▶ **YOUR GOAL**
Set down, character for character, everything in the listing from the line containing "offline-icon: ⬚ (291, 1007, 317, 1040)" down to the line containing "transaction-amount-value-2: ₹19332.00 (822, 1359, 963, 1394)", both of those lines included.

[Layout dataset entries]
++++

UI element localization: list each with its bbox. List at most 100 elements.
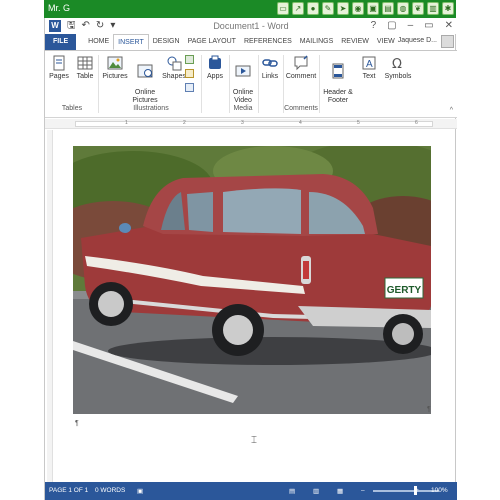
text-cursor-icon: ⌶ [251,435,257,446]
print-layout-icon[interactable]: ▥ [313,487,319,495]
pictures-label: Pictures [102,73,128,80]
table-button[interactable]: Table [73,55,97,80]
header-footer-icon [332,63,344,79]
tab-page-layout[interactable]: PAGE LAYOUT [184,34,240,50]
apps-icon [209,55,221,69]
illustration-small-buttons [185,55,197,92]
vertical-ruler[interactable] [47,130,53,485]
license-plate-text: GERTY [387,285,422,296]
svg-text:Ω: Ω [392,57,402,71]
clipboard-icon[interactable]: ▥ [427,2,439,15]
pages-icon [53,55,65,71]
chart-insert-icon[interactable] [185,69,194,78]
shapes-button[interactable]: Shapes [161,55,187,80]
smartart-icon[interactable] [185,55,194,64]
page-count[interactable]: PAGE 1 OF 1 [49,487,88,494]
screen: Mr. G ▭ ↗ ● ✎ ➤ ◉ ▣ ▤ ◍ ❦ ▥ ✱ W 🖫 ↶ ↻ ▾ … [0,0,500,500]
record-icon[interactable]: ● [307,2,319,15]
globe-icon[interactable]: ◍ [397,2,409,15]
maximize-window-icon[interactable]: ▭ [424,20,433,31]
svg-text:A: A [366,59,373,70]
zoom-slider[interactable] [373,490,439,492]
link-icon [262,59,278,67]
group-illustrations: Illustrations [133,105,169,112]
document-icon[interactable]: ▤ [382,2,394,15]
text-button[interactable]: A Text [357,55,381,80]
tab-view[interactable]: VIEW [373,34,399,50]
table-label: Table [76,73,94,80]
window-controls: ? ▢ – ▭ ✕ [371,20,453,31]
monitor-icon[interactable]: ▣ [367,2,379,15]
close-window-icon[interactable]: ✕ [445,20,453,31]
divider [98,55,99,113]
textbox-icon: A [362,56,376,70]
tab-mailings[interactable]: MAILINGS [296,34,337,50]
tab-design[interactable]: DESIGN [149,34,184,50]
shapes-icon [167,56,182,71]
online-pictures-button[interactable]: Online Pictures [129,55,161,105]
cursor-icon[interactable]: ➤ [337,2,349,15]
pen-icon[interactable]: ✎ [322,2,334,15]
word-window: W 🖫 ↶ ↻ ▾ Document1 - Word ? ▢ – ▭ ✕ FIL… [44,18,457,500]
text-label: Text [362,73,376,80]
zoom-level[interactable]: 100% [431,487,448,494]
webcam-icon[interactable]: ◉ [352,2,364,15]
group-tables: Tables [61,105,83,112]
divider [201,55,202,113]
word-count[interactable]: 0 WORDS [95,487,125,494]
group-comments: Comments [284,105,318,112]
tab-file[interactable]: FILE [45,34,77,50]
video-icon [235,65,251,77]
zoom-in-icon[interactable]: + [415,487,419,494]
picture-icon [107,56,123,70]
shapes-label: Shapes [162,73,186,80]
tab-references[interactable]: REFERENCES [240,34,296,50]
ruler-tick: 4 [299,120,302,126]
screenshot-icon[interactable] [185,83,194,92]
ruler-margin-area [75,121,433,127]
leaf-icon[interactable]: ❦ [412,2,424,15]
online-video-button[interactable]: Online Video [229,55,257,105]
avatar[interactable] [441,35,454,48]
chart-icon[interactable]: ↗ [292,2,304,15]
read-mode-icon[interactable]: ▤ [289,487,295,495]
comment-button[interactable]: Comment [284,55,318,80]
inserted-car-picture[interactable]: GERTY [73,146,431,414]
tab-home[interactable]: HOME [84,34,113,50]
apps-label: Apps [207,73,223,80]
user-name[interactable]: Jaquese D... [398,37,437,44]
document-page[interactable]: GERTY ¶ ¶ ⌶ [57,130,451,485]
help-icon[interactable]: ? [371,20,377,31]
ruler-tick: 3 [241,120,244,126]
header-footer-label: Header & Footer [323,89,353,104]
web-layout-icon[interactable]: ▦ [337,487,343,495]
zoom-out-icon[interactable]: – [361,487,365,494]
pages-button[interactable]: Pages [47,55,71,80]
group-media: Media [233,105,253,112]
horizontal-ruler[interactable]: 1 2 3 4 5 6 [45,119,457,129]
recording-title: Mr. G [48,3,70,13]
pictures-button[interactable]: Pictures [101,55,129,80]
collapse-ribbon-icon[interactable]: ^ [450,107,453,114]
comment-icon [294,55,308,71]
recording-icons: ▭ ↗ ● ✎ ➤ ◉ ▣ ▤ ◍ ❦ ▥ ✱ [277,2,454,15]
tab-review[interactable]: REVIEW [337,34,373,50]
minimize-window-icon[interactable]: – [408,20,414,31]
ruler-tick: 2 [183,120,186,126]
tab-insert[interactable]: INSERT [113,34,149,50]
minimize-icon[interactable]: ▭ [277,2,289,15]
recording-toolbar: Mr. G ▭ ↗ ● ✎ ➤ ◉ ▣ ▤ ◍ ❦ ▥ ✱ [44,0,456,18]
header-footer-button[interactable]: Header & Footer [320,55,356,105]
online-picture-icon [137,64,153,78]
symbols-button[interactable]: Ω Symbols [383,55,413,80]
links-button[interactable]: Links [259,55,281,80]
apps-button[interactable]: Apps [203,55,227,80]
proofing-icon[interactable]: ▣ [137,487,143,495]
pages-label: Pages [49,73,69,80]
omega-icon: Ω [392,57,402,71]
ribbon-display-icon[interactable]: ▢ [387,20,396,31]
comment-label: Comment [285,73,317,80]
settings-icon[interactable]: ✱ [442,2,454,15]
table-icon [77,56,93,70]
ruler-tick: 6 [415,120,418,126]
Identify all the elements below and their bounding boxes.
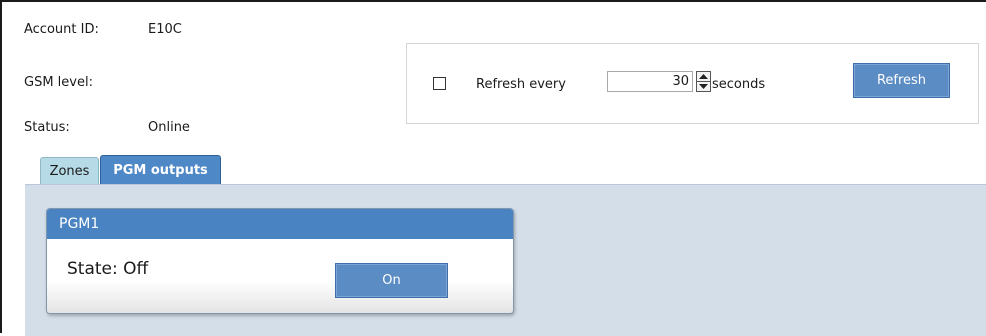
refresh-button[interactable]: Refresh [853, 63, 950, 98]
pgm-output-name: PGM1 [47, 209, 513, 239]
chevron-up-icon[interactable] [697, 72, 710, 82]
account-id-value: E10C [148, 22, 182, 37]
refresh-interval-stepper [696, 71, 711, 92]
refresh-checkbox[interactable] [433, 77, 446, 90]
pgm-output-state: State: Off [67, 259, 149, 279]
tab-zones[interactable]: Zones [40, 157, 99, 184]
refresh-every-label: Refresh every [476, 77, 566, 92]
status-label: Status: [24, 120, 70, 135]
chevron-down-icon[interactable] [697, 82, 710, 91]
pgm-on-button[interactable]: On [335, 263, 448, 298]
pgm-output-card: PGM1 State: Off On [46, 208, 514, 314]
refresh-interval-input[interactable] [607, 71, 693, 92]
gsm-level-label: GSM level: [24, 75, 93, 90]
refresh-group: Refresh every seconds Refresh [406, 43, 979, 124]
app-window: Account ID: E10C GSM level: Status: Onli… [0, 0, 986, 336]
account-id-label: Account ID: [24, 22, 99, 37]
seconds-label: seconds [712, 77, 766, 92]
status-value: Online [148, 120, 190, 135]
pgm-output-body: State: Off On [47, 239, 513, 313]
tab-pgm-outputs[interactable]: PGM outputs [100, 155, 221, 184]
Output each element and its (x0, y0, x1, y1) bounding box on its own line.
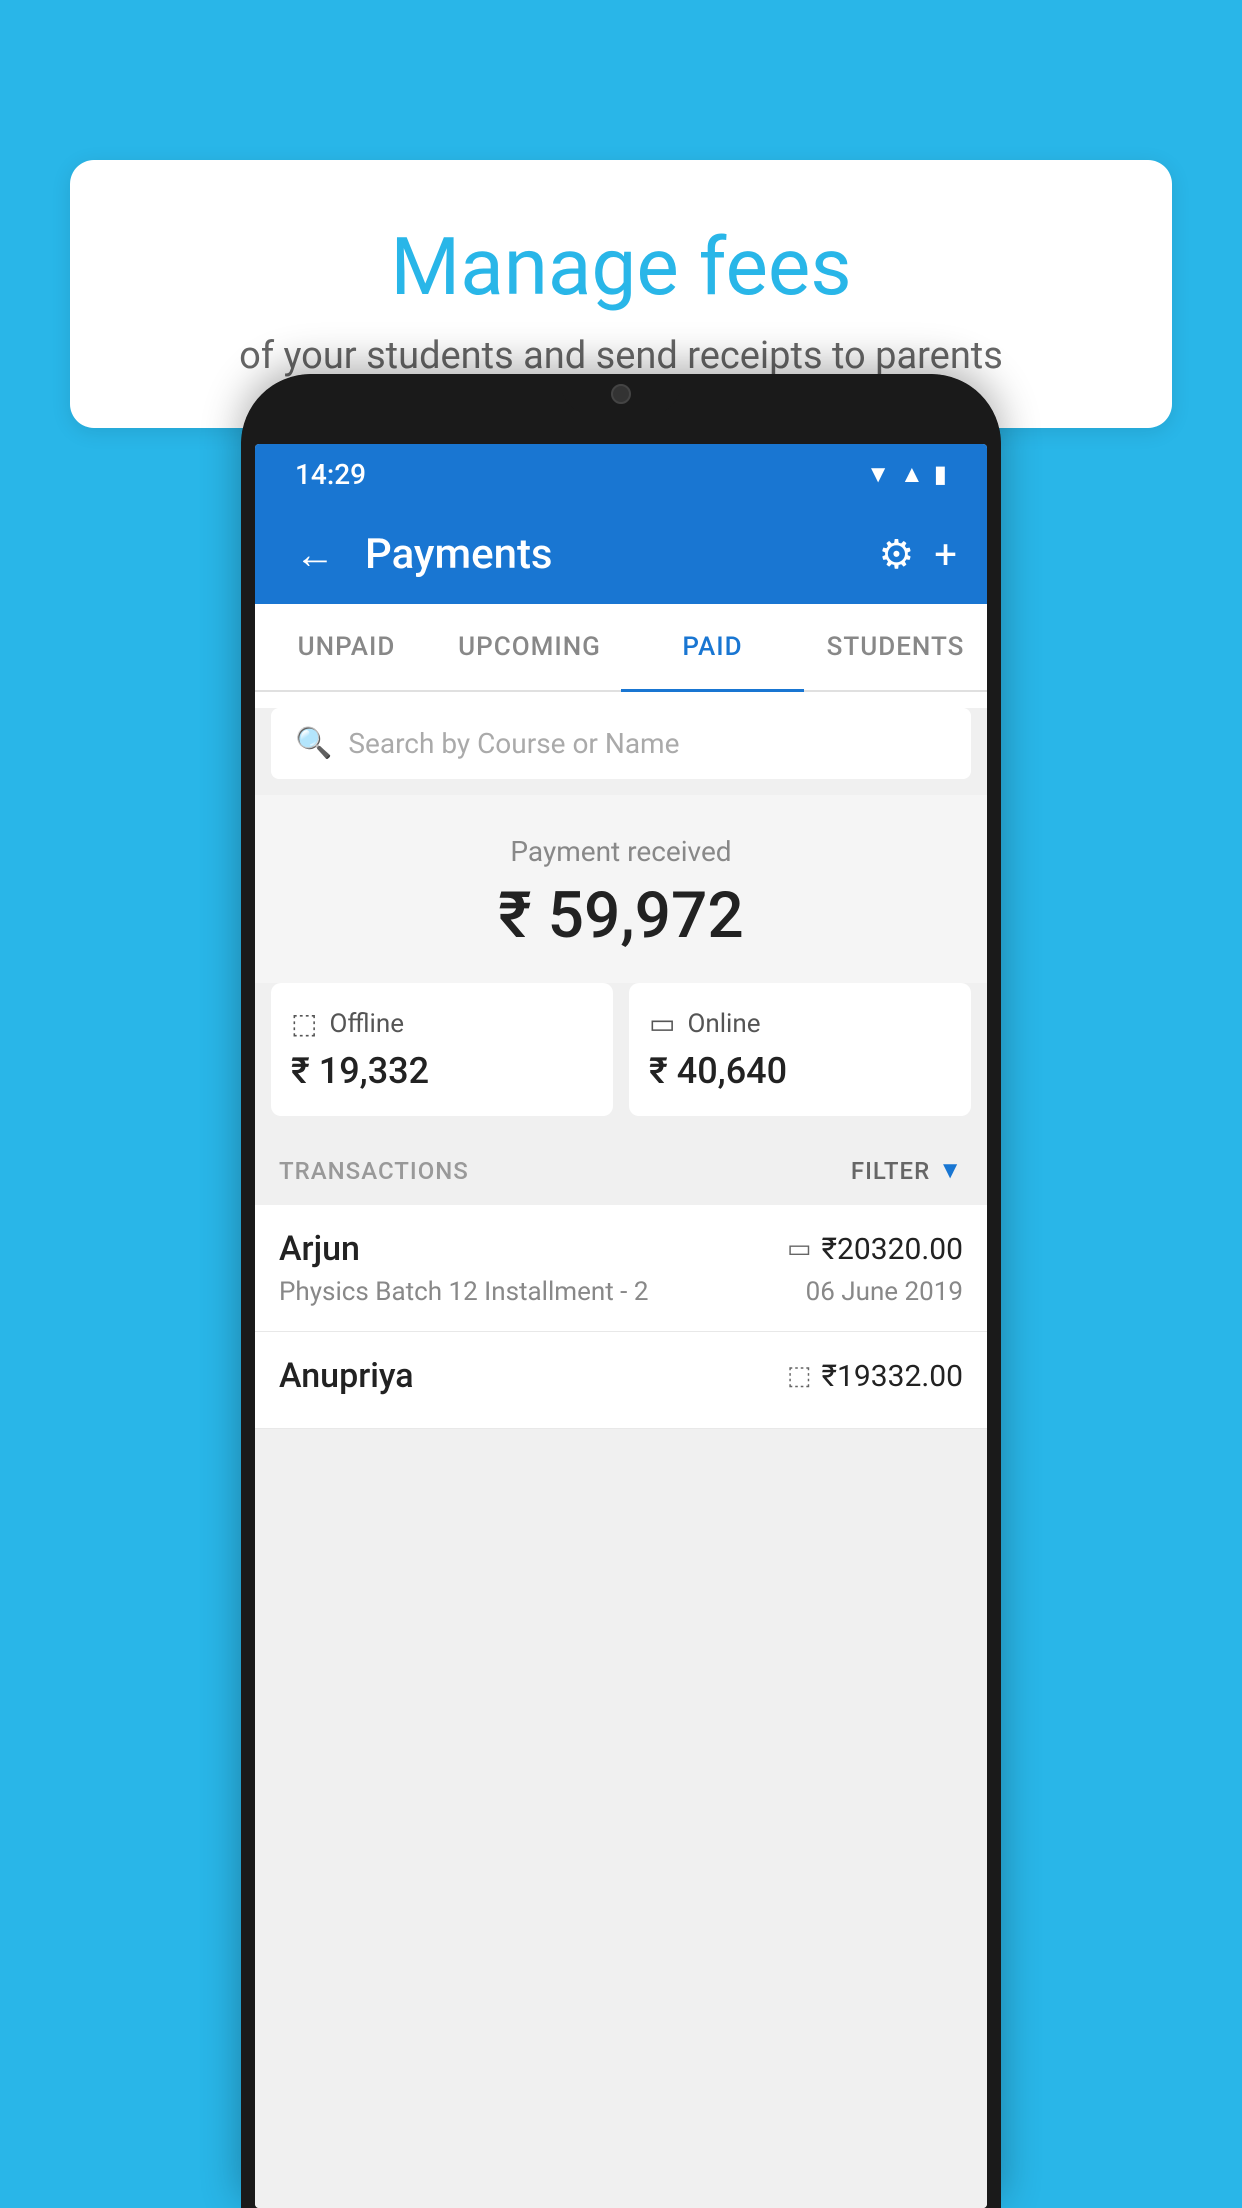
offline-icon: ⬚ (291, 1007, 317, 1040)
payment-received-amount: ₹ 59,972 (275, 878, 967, 953)
offline-card-amount: ₹ 19,332 (291, 1050, 593, 1092)
transaction-date-1: 06 June 2019 (806, 1277, 963, 1307)
battery-icon: ▮ (934, 460, 947, 488)
online-card: ▭ Online ₹ 40,640 (629, 983, 971, 1116)
phone-top-bar (241, 374, 1001, 444)
transaction-amount-2: ⬚ ₹19332.00 (787, 1359, 963, 1394)
transaction-amount-value-2: ₹19332.00 (822, 1359, 963, 1394)
offline-card: ⬚ Offline ₹ 19,332 (271, 983, 613, 1116)
payment-received-section: Payment received ₹ 59,972 (255, 795, 987, 983)
tab-paid[interactable]: PAID (621, 604, 804, 690)
main-content: 🔍 Search by Course or Name Payment recei… (255, 708, 987, 2208)
wifi-icon: ▼ (866, 460, 890, 489)
top-actions: ⚙ + (878, 531, 957, 578)
bubble-title: Manage fees (130, 220, 1112, 314)
app-bar-title: Payments (365, 530, 858, 579)
transaction-row[interactable]: Arjun ▭ ₹20320.00 Physics Batch 12 Insta… (255, 1205, 987, 1332)
transactions-label: TRANSACTIONS (279, 1157, 469, 1185)
tab-students[interactable]: STUDENTS (804, 604, 987, 690)
notch-camera (611, 384, 631, 404)
transaction-bottom-1: Physics Batch 12 Installment - 2 06 June… (279, 1277, 963, 1307)
status-icons: ▼ ▲ ▮ (866, 460, 947, 489)
offline-card-label: Offline (329, 1009, 404, 1039)
transaction-course-1: Physics Batch 12 Installment - 2 (279, 1277, 648, 1307)
card-payment-icon-1: ▭ (787, 1234, 812, 1264)
offline-card-header: ⬚ Offline (291, 1007, 593, 1040)
tabs-bar: UNPAID UPCOMING PAID STUDENTS (255, 604, 987, 692)
tab-upcoming[interactable]: UPCOMING (438, 604, 621, 690)
bubble-subtitle: of your students and send receipts to pa… (130, 334, 1112, 378)
back-button[interactable]: ← (285, 521, 345, 588)
transaction-amount-value-1: ₹20320.00 (822, 1232, 963, 1267)
filter-icon: ▼ (938, 1156, 963, 1185)
search-bar[interactable]: 🔍 Search by Course or Name (271, 708, 971, 779)
transaction-top-1: Arjun ▭ ₹20320.00 (279, 1229, 963, 1269)
phone-container: 14:29 ▼ ▲ ▮ ← Payments ⚙ + UNPAID UPCO (241, 374, 1001, 2208)
app-bar: ← Payments ⚙ + (255, 504, 987, 604)
add-icon[interactable]: + (934, 531, 957, 578)
online-card-amount: ₹ 40,640 (649, 1050, 951, 1092)
offline-payment-icon-2: ⬚ (787, 1361, 812, 1391)
phone-notch (561, 374, 681, 414)
filter-label: FILTER (851, 1157, 930, 1185)
status-time: 14:29 (295, 458, 366, 491)
status-bar: 14:29 ▼ ▲ ▮ (255, 444, 987, 504)
filter-button[interactable]: FILTER ▼ (851, 1156, 963, 1185)
signal-icon: ▲ (900, 460, 924, 489)
search-icon: 🔍 (295, 726, 332, 761)
transaction-row-2[interactable]: Anupriya ⬚ ₹19332.00 (255, 1332, 987, 1429)
transaction-name-2: Anupriya (279, 1356, 414, 1396)
online-icon: ▭ (649, 1007, 675, 1040)
online-card-label: Online (687, 1009, 760, 1039)
transactions-header: TRANSACTIONS FILTER ▼ (255, 1136, 987, 1205)
online-card-header: ▭ Online (649, 1007, 951, 1040)
payment-cards-row: ⬚ Offline ₹ 19,332 ▭ Online ₹ 40,640 (255, 983, 987, 1136)
tab-unpaid[interactable]: UNPAID (255, 604, 438, 690)
phone-screen: 14:29 ▼ ▲ ▮ ← Payments ⚙ + UNPAID UPCO (255, 444, 987, 2208)
transaction-name-1: Arjun (279, 1229, 360, 1269)
search-input[interactable]: Search by Course or Name (348, 727, 679, 760)
transaction-top-2: Anupriya ⬚ ₹19332.00 (279, 1356, 963, 1396)
settings-icon[interactable]: ⚙ (878, 531, 914, 578)
phone-frame: 14:29 ▼ ▲ ▮ ← Payments ⚙ + UNPAID UPCO (241, 374, 1001, 2208)
transaction-amount-1: ▭ ₹20320.00 (787, 1232, 963, 1267)
payment-received-label: Payment received (275, 835, 967, 868)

++++

▶ **ANSWER TO THIS EXERCISE**
offline-icon: ⬚ (291, 1007, 317, 1040)
payment-received-amount: ₹ 59,972 (275, 878, 967, 953)
offline-card-amount: ₹ 19,332 (291, 1050, 593, 1092)
transaction-date-1: 06 June 2019 (806, 1277, 963, 1307)
battery-icon: ▮ (934, 460, 947, 488)
online-card: ▭ Online ₹ 40,640 (629, 983, 971, 1116)
phone-top-bar (241, 374, 1001, 444)
transaction-amount-2: ⬚ ₹19332.00 (787, 1359, 963, 1394)
transaction-amount-value-2: ₹19332.00 (822, 1359, 963, 1394)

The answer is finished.